===== Data provided =====
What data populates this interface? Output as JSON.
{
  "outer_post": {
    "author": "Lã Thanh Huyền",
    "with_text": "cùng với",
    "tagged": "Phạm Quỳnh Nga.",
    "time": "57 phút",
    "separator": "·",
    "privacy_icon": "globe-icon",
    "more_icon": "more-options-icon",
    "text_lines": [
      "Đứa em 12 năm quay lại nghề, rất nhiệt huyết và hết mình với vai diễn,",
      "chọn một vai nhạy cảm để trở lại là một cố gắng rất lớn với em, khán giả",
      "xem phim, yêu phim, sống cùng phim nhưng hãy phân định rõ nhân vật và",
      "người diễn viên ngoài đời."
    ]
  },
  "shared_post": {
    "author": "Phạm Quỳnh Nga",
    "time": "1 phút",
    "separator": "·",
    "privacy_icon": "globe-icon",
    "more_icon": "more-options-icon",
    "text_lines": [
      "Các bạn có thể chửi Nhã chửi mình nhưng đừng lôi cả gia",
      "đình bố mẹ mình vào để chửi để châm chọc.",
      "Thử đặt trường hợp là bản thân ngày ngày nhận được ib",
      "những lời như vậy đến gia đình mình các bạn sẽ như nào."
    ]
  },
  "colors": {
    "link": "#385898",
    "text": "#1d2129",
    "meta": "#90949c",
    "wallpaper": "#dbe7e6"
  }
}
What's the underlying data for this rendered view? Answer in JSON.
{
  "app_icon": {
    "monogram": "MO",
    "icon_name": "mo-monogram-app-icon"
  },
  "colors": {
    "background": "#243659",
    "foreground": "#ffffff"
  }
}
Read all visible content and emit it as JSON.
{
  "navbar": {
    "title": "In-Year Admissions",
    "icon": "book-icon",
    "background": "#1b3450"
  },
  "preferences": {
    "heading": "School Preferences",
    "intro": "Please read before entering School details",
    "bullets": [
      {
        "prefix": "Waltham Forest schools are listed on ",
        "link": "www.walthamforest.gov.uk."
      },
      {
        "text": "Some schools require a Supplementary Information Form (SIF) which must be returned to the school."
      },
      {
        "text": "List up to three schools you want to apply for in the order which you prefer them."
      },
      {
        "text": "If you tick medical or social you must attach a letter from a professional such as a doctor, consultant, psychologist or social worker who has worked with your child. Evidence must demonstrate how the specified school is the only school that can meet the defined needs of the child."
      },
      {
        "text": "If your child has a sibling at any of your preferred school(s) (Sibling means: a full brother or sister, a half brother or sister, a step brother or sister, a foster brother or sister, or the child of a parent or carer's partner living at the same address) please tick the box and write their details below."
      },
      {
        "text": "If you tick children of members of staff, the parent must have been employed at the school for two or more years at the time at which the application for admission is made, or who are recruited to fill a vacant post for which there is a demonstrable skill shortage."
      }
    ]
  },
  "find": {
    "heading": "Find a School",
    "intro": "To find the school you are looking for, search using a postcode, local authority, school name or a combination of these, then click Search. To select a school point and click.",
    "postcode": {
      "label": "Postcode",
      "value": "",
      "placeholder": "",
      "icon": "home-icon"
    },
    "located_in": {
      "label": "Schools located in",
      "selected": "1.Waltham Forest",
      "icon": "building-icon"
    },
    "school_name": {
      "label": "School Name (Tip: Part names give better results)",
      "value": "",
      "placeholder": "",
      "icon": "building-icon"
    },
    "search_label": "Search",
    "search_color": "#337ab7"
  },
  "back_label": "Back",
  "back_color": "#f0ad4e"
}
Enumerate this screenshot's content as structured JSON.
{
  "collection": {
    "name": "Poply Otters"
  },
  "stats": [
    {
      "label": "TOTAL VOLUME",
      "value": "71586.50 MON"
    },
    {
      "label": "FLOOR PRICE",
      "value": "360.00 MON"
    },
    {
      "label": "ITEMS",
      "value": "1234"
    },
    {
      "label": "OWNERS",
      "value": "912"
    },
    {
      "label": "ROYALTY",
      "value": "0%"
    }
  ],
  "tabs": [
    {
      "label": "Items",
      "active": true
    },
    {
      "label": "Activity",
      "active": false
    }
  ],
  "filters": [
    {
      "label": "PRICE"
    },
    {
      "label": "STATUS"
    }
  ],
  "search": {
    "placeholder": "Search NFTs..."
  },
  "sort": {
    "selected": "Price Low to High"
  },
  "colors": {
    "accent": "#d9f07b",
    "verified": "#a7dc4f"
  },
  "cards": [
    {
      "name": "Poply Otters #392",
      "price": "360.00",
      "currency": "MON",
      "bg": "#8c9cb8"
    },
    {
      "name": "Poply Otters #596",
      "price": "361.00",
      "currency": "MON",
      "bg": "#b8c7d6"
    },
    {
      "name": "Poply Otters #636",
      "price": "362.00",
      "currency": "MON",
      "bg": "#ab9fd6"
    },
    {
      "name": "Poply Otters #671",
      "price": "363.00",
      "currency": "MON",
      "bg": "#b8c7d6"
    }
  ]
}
=====
■ Aim:
Give the data again, exactly as it stands.

■ Written answer:
What data populates this interface? Output as JSON.
{
  "outer_post": {
    "author": "Lã Thanh Huyền",
    "with_text": "cùng với",
    "tagged": "Phạm Quỳnh Nga.",
    "time": "57 phút",
    "separator": "·",
    "privacy_icon": "globe-icon",
    "more_icon": "more-options-icon",
    "text_lines": [
      "Đứa em 12 năm quay lại nghề, rất nhiệt huyết và hết mình với vai diễn,",
      "chọn một vai nhạy cảm để trở lại là một cố gắng rất lớn với em, khán giả",
      "xem phim, yêu phim, sống cùng phim nhưng hãy phân định rõ nhân vật và",
      "người diễn viên ngoài đời."
    ]
  },
  "shared_post": {
    "author": "Phạm Quỳnh Nga",
    "time": "1 phút",
    "separator": "·",
    "privacy_icon": "globe-icon",
    "more_icon": "more-options-icon",
    "text_lines": [
      "Các bạn có thể chửi Nhã chửi mình nhưng đừng lôi cả gia",
      "đình bố mẹ mình vào để chửi để châm chọc.",
      "Thử đặt trường hợp là bản thân ngày ngày nhận được ib",
      "những lời như vậy đến gia đình mình các bạn sẽ như nào."
    ]
  },
  "colors": {
    "link": "#385898",
    "text": "#1d2129",
    "meta": "#90949c",
    "wallpaper": "#dbe7e6"
  }
}
What's the underlying data for this rendered view? Answer in JSON.
{
  "app_icon": {
    "monogram": "MO",
    "icon_name": "mo-monogram-app-icon"
  },
  "colors": {
    "background": "#243659",
    "foreground": "#ffffff"
  }
}
Read all visible content and emit it as JSON.
{
  "navbar": {
    "title": "In-Year Admissions",
    "icon": "book-icon",
    "background": "#1b3450"
  },
  "preferences": {
    "heading": "School Preferences",
    "intro": "Please read before entering School details",
    "bullets": [
      {
        "prefix": "Waltham Forest schools are listed on ",
        "link": "www.walthamforest.gov.uk."
      },
      {
        "text": "Some schools require a Supplementary Information Form (SIF) which must be returned to the school."
      },
      {
        "text": "List up to three schools you want to apply for in the order which you prefer them."
      },
      {
        "text": "If you tick medical or social you must attach a letter from a professional such as a doctor, consultant, psychologist or social worker who has worked with your child. Evidence must demonstrate how the specified school is the only school that can meet the defined needs of the child."
      },
      {
        "text": "If your child has a sibling at any of your preferred school(s) (Sibling means: a full brother or sister, a half brother or sister, a step brother or sister, a foster brother or sister, or the child of a parent or carer's partner living at the same address) please tick the box and write their details below."
      },
      {
        "text": "If you tick children of members of staff, the parent must have been employed at the school for two or more years at the time at which the application for admission is made, or who are recruited to fill a vacant post for which there is a demonstrable skill shortage."
      }
    ]
  },
  "find": {
    "heading": "Find a School",
    "intro": "To find the school you are looking for, search using a postcode, local authority, school name or a combination of these, then click Search. To select a school point and click.",
    "postcode": {
      "label": "Postcode",
      "value": "",
      "placeholder": "",
      "icon": "home-icon"
    },
    "located_in": {
      "label": "Schools located in",
      "selected": "1.Waltham Forest",
      "icon": "building-icon"
    },
    "school_name": {
      "label": "School Name (Tip: Part names give better results)",
      "value": "",
      "placeholder": "",
      "icon": "building-icon"
    },
    "search_label": "Search",
    "search_color": "#337ab7"
  },
  "back_label": "Back",
  "back_color": "#f0ad4e"
}
Enumerate this screenshot's content as structured JSON.
{
  "collection": {
    "name": "Poply Otters"
  },
  "stats": [
    {
      "label": "TOTAL VOLUME",
      "value": "71586.50 MON"
    },
    {
      "label": "FLOOR PRICE",
      "value": "360.00 MON"
    },
    {
      "label": "ITEMS",
      "value": "1234"
    },
    {
      "label": "OWNERS",
      "value": "912"
    },
    {
      "label": "ROYALTY",
      "value": "0%"
    }
  ],
  "tabs": [
    {
      "label": "Items",
      "active": true
    },
    {
      "label": "Activity",
      "active": false
    }
  ],
  "filters": [
    {
      "label": "PRICE"
    },
    {
      "label": "STATUS"
    }
  ],
  "search": {
    "placeholder": "Search NFTs..."
  },
  "sort": {
    "selected": "Price Low to High"
  },
  "colors": {
    "accent": "#d9f07b",
    "verified": "#a7dc4f"
  },
  "cards": [
    {
      "name": "Poply Otters #392",
      "price": "360.00",
      "currency": "MON",
      "bg": "#8c9cb8"
    },
    {
      "name": "Poply Otters #596",
      "price": "361.00",
      "currency": "MON",
      "bg": "#b8c7d6"
    },
    {
      "name": "Poply Otters #636",
      "price": "362.00",
      "currency": "MON",
      "bg": "#ab9fd6"
    },
    {
      "name": "Poply Otters #671",
      "price": "363.00",
      "currency": "MON",
      "bg": "#b8c7d6"
    }
  ]
}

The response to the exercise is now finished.